Requirements: Write out the listing beneath this instruction in its entirety, exactly as it reads.

Dataset records
▼

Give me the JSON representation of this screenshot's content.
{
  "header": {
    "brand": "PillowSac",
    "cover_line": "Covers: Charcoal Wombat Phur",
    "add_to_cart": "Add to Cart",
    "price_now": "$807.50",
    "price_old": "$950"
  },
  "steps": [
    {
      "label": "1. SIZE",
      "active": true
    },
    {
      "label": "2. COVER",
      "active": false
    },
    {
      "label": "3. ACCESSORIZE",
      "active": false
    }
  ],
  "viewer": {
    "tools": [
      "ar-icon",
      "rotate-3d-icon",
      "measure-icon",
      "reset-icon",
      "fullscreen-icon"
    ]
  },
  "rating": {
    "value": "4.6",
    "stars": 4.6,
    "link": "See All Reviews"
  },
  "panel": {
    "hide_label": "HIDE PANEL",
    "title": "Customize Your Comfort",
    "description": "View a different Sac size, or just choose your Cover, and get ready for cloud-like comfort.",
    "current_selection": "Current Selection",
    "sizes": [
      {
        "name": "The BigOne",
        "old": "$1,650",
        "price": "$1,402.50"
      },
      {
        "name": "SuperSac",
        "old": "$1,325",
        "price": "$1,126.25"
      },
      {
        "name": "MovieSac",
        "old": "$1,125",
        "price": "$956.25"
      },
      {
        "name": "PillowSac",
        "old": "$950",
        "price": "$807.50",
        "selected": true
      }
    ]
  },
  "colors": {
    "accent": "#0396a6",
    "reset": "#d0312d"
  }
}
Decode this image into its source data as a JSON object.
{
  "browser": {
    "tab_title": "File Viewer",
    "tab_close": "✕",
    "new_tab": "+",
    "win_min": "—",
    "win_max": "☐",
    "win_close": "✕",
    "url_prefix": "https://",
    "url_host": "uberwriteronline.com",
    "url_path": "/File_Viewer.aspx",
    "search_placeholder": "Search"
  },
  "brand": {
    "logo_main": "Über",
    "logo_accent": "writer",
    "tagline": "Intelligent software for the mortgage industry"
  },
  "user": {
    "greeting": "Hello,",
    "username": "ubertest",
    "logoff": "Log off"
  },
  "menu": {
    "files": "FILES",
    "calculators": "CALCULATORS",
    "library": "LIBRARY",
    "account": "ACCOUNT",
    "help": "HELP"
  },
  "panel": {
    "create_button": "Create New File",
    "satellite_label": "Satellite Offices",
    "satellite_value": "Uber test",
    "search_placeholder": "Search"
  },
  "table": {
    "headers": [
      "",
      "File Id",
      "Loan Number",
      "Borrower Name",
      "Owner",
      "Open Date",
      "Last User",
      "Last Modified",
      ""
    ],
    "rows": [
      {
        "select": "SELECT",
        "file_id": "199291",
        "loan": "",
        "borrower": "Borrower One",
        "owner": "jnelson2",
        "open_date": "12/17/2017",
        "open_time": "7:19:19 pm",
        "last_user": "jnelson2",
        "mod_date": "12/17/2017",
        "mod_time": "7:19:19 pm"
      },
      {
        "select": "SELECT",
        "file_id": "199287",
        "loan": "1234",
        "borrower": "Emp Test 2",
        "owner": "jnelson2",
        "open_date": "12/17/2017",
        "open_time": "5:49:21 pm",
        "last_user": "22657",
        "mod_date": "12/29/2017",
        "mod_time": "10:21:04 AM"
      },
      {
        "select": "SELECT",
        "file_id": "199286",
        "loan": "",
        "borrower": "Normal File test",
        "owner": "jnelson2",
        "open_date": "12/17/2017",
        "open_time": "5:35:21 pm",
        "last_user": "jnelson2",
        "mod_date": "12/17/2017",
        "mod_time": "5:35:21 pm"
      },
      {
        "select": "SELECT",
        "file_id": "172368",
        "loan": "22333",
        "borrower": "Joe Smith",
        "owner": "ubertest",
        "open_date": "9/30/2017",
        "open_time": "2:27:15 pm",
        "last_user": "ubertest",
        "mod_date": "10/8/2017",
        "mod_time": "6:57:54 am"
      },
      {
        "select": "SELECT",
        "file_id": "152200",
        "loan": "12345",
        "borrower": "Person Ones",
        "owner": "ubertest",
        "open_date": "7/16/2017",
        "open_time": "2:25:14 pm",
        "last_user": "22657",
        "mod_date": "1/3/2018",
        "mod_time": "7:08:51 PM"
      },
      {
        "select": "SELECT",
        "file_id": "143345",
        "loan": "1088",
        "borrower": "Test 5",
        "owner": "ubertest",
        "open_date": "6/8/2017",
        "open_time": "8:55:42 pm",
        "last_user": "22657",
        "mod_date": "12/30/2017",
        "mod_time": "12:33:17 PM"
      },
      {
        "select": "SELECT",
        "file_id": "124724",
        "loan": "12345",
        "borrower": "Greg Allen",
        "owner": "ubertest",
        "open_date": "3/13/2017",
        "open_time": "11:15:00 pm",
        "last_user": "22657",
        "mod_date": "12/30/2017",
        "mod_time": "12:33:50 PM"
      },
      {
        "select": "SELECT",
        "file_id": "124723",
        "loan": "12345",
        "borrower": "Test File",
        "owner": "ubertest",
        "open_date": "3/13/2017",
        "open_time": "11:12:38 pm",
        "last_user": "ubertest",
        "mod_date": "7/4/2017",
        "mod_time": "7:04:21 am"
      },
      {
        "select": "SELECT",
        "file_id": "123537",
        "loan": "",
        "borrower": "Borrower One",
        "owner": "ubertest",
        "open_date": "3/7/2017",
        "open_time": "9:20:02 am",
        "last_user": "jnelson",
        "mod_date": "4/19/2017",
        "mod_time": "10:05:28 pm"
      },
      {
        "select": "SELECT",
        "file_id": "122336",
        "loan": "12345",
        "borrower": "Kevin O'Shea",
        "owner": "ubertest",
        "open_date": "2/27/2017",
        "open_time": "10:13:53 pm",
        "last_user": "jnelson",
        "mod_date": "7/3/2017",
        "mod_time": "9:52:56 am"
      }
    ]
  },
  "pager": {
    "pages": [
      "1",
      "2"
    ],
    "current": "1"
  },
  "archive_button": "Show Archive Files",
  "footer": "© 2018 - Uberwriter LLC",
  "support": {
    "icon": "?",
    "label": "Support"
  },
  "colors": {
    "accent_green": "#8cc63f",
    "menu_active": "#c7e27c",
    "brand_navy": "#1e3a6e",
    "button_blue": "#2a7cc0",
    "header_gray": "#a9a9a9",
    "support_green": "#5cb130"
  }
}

▲

Output below:
Give me the JSON representation of this screenshot's content.
{
  "header": {
    "brand": "PillowSac",
    "cover_line": "Covers: Charcoal Wombat Phur",
    "add_to_cart": "Add to Cart",
    "price_now": "$807.50",
    "price_old": "$950"
  },
  "steps": [
    {
      "label": "1. SIZE",
      "active": true
    },
    {
      "label": "2. COVER",
      "active": false
    },
    {
      "label": "3. ACCESSORIZE",
      "active": false
    }
  ],
  "viewer": {
    "tools": [
      "ar-icon",
      "rotate-3d-icon",
      "measure-icon",
      "reset-icon",
      "fullscreen-icon"
    ]
  },
  "rating": {
    "value": "4.6",
    "stars": 4.6,
    "link": "See All Reviews"
  },
  "panel": {
    "hide_label": "HIDE PANEL",
    "title": "Customize Your Comfort",
    "description": "View a different Sac size, or just choose your Cover, and get ready for cloud-like comfort.",
    "current_selection": "Current Selection",
    "sizes": [
      {
        "name": "The BigOne",
        "old": "$1,650",
        "price": "$1,402.50"
      },
      {
        "name": "SuperSac",
        "old": "$1,325",
        "price": "$1,126.25"
      },
      {
        "name": "MovieSac",
        "old": "$1,125",
        "price": "$956.25"
      },
      {
        "name": "PillowSac",
        "old": "$950",
        "price": "$807.50",
        "selected": true
      }
    ]
  },
  "colors": {
    "accent": "#0396a6",
    "reset": "#d0312d"
  }
}
Decode this image into its source data as a JSON object.
{
  "browser": {
    "tab_title": "File Viewer",
    "tab_close": "✕",
    "new_tab": "+",
    "win_min": "—",
    "win_max": "☐",
    "win_close": "✕",
    "url_prefix": "https://",
    "url_host": "uberwriteronline.com",
    "url_path": "/File_Viewer.aspx",
    "search_placeholder": "Search"
  },
  "brand": {
    "logo_main": "Über",
    "logo_accent": "writer",
    "tagline": "Intelligent software for the mortgage industry"
  },
  "user": {
    "greeting": "Hello,",
    "username": "ubertest",
    "logoff": "Log off"
  },
  "menu": {
    "files": "FILES",
    "calculators": "CALCULATORS",
    "library": "LIBRARY",
    "account": "ACCOUNT",
    "help": "HELP"
  },
  "panel": {
    "create_button": "Create New File",
    "satellite_label": "Satellite Offices",
    "satellite_value": "Uber test",
    "search_placeholder": "Search"
  },
  "table": {
    "headers": [
      "",
      "File Id",
      "Loan Number",
      "Borrower Name",
      "Owner",
      "Open Date",
      "Last User",
      "Last Modified",
      ""
    ],
    "rows": [
      {
        "select": "SELECT",
        "file_id": "199291",
        "loan": "",
        "borrower": "Borrower One",
        "owner": "jnelson2",
        "open_date": "12/17/2017",
        "open_time": "7:19:19 pm",
        "last_user": "jnelson2",
        "mod_date": "12/17/2017",
        "mod_time": "7:19:19 pm"
      },
      {
        "select": "SELECT",
        "file_id": "199287",
        "loan": "1234",
        "borrower": "Emp Test 2",
        "owner": "jnelson2",
        "open_date": "12/17/2017",
        "open_time": "5:49:21 pm",
        "last_user": "22657",
        "mod_date": "12/29/2017",
        "mod_time": "10:21:04 AM"
      },
      {
        "select": "SELECT",
        "file_id": "199286",
        "loan": "",
        "borrower": "Normal File test",
        "owner": "jnelson2",
        "open_date": "12/17/2017",
        "open_time": "5:35:21 pm",
        "last_user": "jnelson2",
        "mod_date": "12/17/2017",
        "mod_time": "5:35:21 pm"
      },
      {
        "select": "SELECT",
        "file_id": "172368",
        "loan": "22333",
        "borrower": "Joe Smith",
        "owner": "ubertest",
        "open_date": "9/30/2017",
        "open_time": "2:27:15 pm",
        "last_user": "ubertest",
        "mod_date": "10/8/2017",
        "mod_time": "6:57:54 am"
      },
      {
        "select": "SELECT",
        "file_id": "152200",
        "loan": "12345",
        "borrower": "Person Ones",
        "owner": "ubertest",
        "open_date": "7/16/2017",
        "open_time": "2:25:14 pm",
        "last_user": "22657",
        "mod_date": "1/3/2018",
        "mod_time": "7:08:51 PM"
      },
      {
        "select": "SELECT",
        "file_id": "143345",
        "loan": "1088",
        "borrower": "Test 5",
        "owner": "ubertest",
        "open_date": "6/8/2017",
        "open_time": "8:55:42 pm",
        "last_user": "22657",
        "mod_date": "12/30/2017",
        "mod_time": "12:33:17 PM"
      },
      {
        "select": "SELECT",
        "file_id": "124724",
        "loan": "12345",
        "borrower": "Greg Allen",
        "owner": "ubertest",
        "open_date": "3/13/2017",
        "open_time": "11:15:00 pm",
        "last_user": "22657",
        "mod_date": "12/30/2017",
        "mod_time": "12:33:50 PM"
      },
      {
        "select": "SELECT",
        "file_id": "124723",
        "loan": "12345",
        "borrower": "Test File",
        "owner": "ubertest",
        "open_date": "3/13/2017",
        "open_time": "11:12:38 pm",
        "last_user": "ubertest",
        "mod_date": "7/4/2017",
        "mod_time": "7:04:21 am"
      },
      {
        "select": "SELECT",
        "file_id": "123537",
        "loan": "",
        "borrower": "Borrower One",
        "owner": "ubertest",
        "open_date": "3/7/2017",
        "open_time": "9:20:02 am",
        "last_user": "jnelson",
        "mod_date": "4/19/2017",
        "mod_time": "10:05:28 pm"
      },
      {
        "select": "SELECT",
        "file_id": "122336",
        "loan": "12345",
        "borrower": "Kevin O'Shea",
        "owner": "ubertest",
        "open_date": "2/27/2017",
        "open_time": "10:13:53 pm",
        "last_user": "jnelson",
        "mod_date": "7/3/2017",
        "mod_time": "9:52:56 am"
      }
    ]
  },
  "pager": {
    "pages": [
      "1",
      "2"
    ],
    "current": "1"
  },
  "archive_button": "Show Archive Files",
  "footer": "© 2018 - Uberwriter LLC",
  "support": {
    "icon": "?",
    "label": "Support"
  },
  "colors": {
    "accent_green": "#8cc63f",
    "menu_active": "#c7e27c",
    "brand_navy": "#1e3a6e",
    "button_blue": "#2a7cc0",
    "header_gray": "#a9a9a9",
    "support_green": "#5cb130"
  }
}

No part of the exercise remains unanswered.